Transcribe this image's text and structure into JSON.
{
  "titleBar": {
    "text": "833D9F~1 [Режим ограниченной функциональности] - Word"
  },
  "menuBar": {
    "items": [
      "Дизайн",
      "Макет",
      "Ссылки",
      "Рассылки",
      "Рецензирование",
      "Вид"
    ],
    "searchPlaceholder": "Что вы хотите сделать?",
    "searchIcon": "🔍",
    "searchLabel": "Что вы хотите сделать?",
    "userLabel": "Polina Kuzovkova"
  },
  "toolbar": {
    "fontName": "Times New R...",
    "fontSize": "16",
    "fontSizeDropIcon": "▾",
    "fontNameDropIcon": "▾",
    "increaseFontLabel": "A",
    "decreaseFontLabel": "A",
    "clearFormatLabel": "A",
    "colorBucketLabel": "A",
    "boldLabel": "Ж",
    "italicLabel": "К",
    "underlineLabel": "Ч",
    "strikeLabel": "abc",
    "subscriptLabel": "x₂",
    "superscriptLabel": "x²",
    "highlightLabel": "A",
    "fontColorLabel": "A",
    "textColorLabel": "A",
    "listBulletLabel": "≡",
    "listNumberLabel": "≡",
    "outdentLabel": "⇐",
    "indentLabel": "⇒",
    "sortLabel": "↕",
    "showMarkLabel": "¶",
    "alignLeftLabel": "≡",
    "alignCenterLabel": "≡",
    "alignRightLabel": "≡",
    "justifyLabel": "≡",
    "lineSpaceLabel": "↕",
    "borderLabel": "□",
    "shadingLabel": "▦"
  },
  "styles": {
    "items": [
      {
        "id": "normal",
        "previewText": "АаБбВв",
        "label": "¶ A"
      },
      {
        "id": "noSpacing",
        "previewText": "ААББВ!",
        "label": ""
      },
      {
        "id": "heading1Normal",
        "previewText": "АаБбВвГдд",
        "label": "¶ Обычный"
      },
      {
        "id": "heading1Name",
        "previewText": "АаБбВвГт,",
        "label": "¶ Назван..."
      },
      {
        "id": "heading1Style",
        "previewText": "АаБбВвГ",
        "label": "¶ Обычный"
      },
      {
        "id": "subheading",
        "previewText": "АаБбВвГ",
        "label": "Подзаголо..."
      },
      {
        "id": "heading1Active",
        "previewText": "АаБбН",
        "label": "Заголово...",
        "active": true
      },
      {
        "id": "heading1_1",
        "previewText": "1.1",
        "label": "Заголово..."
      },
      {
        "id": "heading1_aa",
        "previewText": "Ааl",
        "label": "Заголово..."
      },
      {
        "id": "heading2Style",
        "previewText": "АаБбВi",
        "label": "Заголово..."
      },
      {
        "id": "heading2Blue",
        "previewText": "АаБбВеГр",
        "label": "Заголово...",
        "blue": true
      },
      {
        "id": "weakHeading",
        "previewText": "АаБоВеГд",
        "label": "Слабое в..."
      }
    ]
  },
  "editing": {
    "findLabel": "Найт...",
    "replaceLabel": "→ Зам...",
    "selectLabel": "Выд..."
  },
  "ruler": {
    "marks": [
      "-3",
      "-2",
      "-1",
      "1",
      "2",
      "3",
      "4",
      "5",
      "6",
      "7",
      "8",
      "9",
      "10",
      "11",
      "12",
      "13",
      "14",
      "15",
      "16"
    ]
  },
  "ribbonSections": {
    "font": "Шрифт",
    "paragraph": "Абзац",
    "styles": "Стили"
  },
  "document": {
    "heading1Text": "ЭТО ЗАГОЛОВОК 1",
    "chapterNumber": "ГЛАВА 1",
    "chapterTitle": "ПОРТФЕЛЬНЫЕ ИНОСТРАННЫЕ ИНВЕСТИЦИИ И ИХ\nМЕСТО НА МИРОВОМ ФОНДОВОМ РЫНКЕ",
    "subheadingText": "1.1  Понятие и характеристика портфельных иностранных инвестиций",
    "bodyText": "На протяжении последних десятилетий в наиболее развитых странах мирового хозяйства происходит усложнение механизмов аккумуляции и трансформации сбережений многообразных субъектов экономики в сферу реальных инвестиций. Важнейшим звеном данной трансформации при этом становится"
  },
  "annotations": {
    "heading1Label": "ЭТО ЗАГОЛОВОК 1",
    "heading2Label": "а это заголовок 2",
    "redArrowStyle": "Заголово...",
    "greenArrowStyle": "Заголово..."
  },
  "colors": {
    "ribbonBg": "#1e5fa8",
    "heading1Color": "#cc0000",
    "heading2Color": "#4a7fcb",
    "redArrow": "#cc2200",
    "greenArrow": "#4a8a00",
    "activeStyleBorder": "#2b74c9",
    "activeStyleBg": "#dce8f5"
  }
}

:: Exercise requirements ::
All of the entries above should be written out again exactly.

:: Exercise result ::
Transcribe this image's text and structure into JSON.
{
  "titleBar": {
    "text": "833D9F~1 [Режим ограниченной функциональности] - Word"
  },
  "menuBar": {
    "items": [
      "Дизайн",
      "Макет",
      "Ссылки",
      "Рассылки",
      "Рецензирование",
      "Вид"
    ],
    "searchPlaceholder": "Что вы хотите сделать?",
    "searchIcon": "🔍",
    "searchLabel": "Что вы хотите сделать?",
    "userLabel": "Polina Kuzovkova"
  },
  "toolbar": {
    "fontName": "Times New R...",
    "fontSize": "16",
    "fontSizeDropIcon": "▾",
    "fontNameDropIcon": "▾",
    "increaseFontLabel": "A",
    "decreaseFontLabel": "A",
    "clearFormatLabel": "A",
    "colorBucketLabel": "A",
    "boldLabel": "Ж",
    "italicLabel": "К",
    "underlineLabel": "Ч",
    "strikeLabel": "abc",
    "subscriptLabel": "x₂",
    "superscriptLabel": "x²",
    "highlightLabel": "A",
    "fontColorLabel": "A",
    "textColorLabel": "A",
    "listBulletLabel": "≡",
    "listNumberLabel": "≡",
    "outdentLabel": "⇐",
    "indentLabel": "⇒",
    "sortLabel": "↕",
    "showMarkLabel": "¶",
    "alignLeftLabel": "≡",
    "alignCenterLabel": "≡",
    "alignRightLabel": "≡",
    "justifyLabel": "≡",
    "lineSpaceLabel": "↕",
    "borderLabel": "□",
    "shadingLabel": "▦"
  },
  "styles": {
    "items": [
      {
        "id": "normal",
        "previewText": "АаБбВв",
        "label": "¶ A"
      },
      {
        "id": "noSpacing",
        "previewText": "ААББВ!",
        "label": ""
      },
      {
        "id": "heading1Normal",
        "previewText": "АаБбВвГдд",
        "label": "¶ Обычный"
      },
      {
        "id": "heading1Name",
        "previewText": "АаБбВвГт,",
        "label": "¶ Назван..."
      },
      {
        "id": "heading1Style",
        "previewText": "АаБбВвГ",
        "label": "¶ Обычный"
      },
      {
        "id": "subheading",
        "previewText": "АаБбВвГ",
        "label": "Подзаголо..."
      },
      {
        "id": "heading1Active",
        "previewText": "АаБбН",
        "label": "Заголово...",
        "active": true
      },
      {
        "id": "heading1_1",
        "previewText": "1.1",
        "label": "Заголово..."
      },
      {
        "id": "heading1_aa",
        "previewText": "Ааl",
        "label": "Заголово..."
      },
      {
        "id": "heading2Style",
        "previewText": "АаБбВi",
        "label": "Заголово..."
      },
      {
        "id": "heading2Blue",
        "previewText": "АаБбВеГр",
        "label": "Заголово...",
        "blue": true
      },
      {
        "id": "weakHeading",
        "previewText": "АаБоВеГд",
        "label": "Слабое в..."
      }
    ]
  },
  "editing": {
    "findLabel": "Найт...",
    "replaceLabel": "→ Зам...",
    "selectLabel": "Выд..."
  },
  "ruler": {
    "marks": [
      "-3",
      "-2",
      "-1",
      "1",
      "2",
      "3",
      "4",
      "5",
      "6",
      "7",
      "8",
      "9",
      "10",
      "11",
      "12",
      "13",
      "14",
      "15",
      "16"
    ]
  },
  "ribbonSections": {
    "font": "Шрифт",
    "paragraph": "Абзац",
    "styles": "Стили"
  },
  "document": {
    "heading1Text": "ЭТО ЗАГОЛОВОК 1",
    "chapterNumber": "ГЛАВА 1",
    "chapterTitle": "ПОРТФЕЛЬНЫЕ ИНОСТРАННЫЕ ИНВЕСТИЦИИ И ИХ\nМЕСТО НА МИРОВОМ ФОНДОВОМ РЫНКЕ",
    "subheadingText": "1.1  Понятие и характеристика портфельных иностранных инвестиций",
    "bodyText": "На протяжении последних десятилетий в наиболее развитых странах мирового хозяйства происходит усложнение механизмов аккумуляции и трансформации сбережений многообразных субъектов экономики в сферу реальных инвестиций. Важнейшим звеном данной трансформации при этом становится"
  },
  "annotations": {
    "heading1Label": "ЭТО ЗАГОЛОВОК 1",
    "heading2Label": "а это заголовок 2",
    "redArrowStyle": "Заголово...",
    "greenArrowStyle": "Заголово..."
  },
  "colors": {
    "ribbonBg": "#1e5fa8",
    "heading1Color": "#cc0000",
    "heading2Color": "#4a7fcb",
    "redArrow": "#cc2200",
    "greenArrow": "#4a8a00",
    "activeStyleBorder": "#2b74c9",
    "activeStyleBg": "#dce8f5"
  }
}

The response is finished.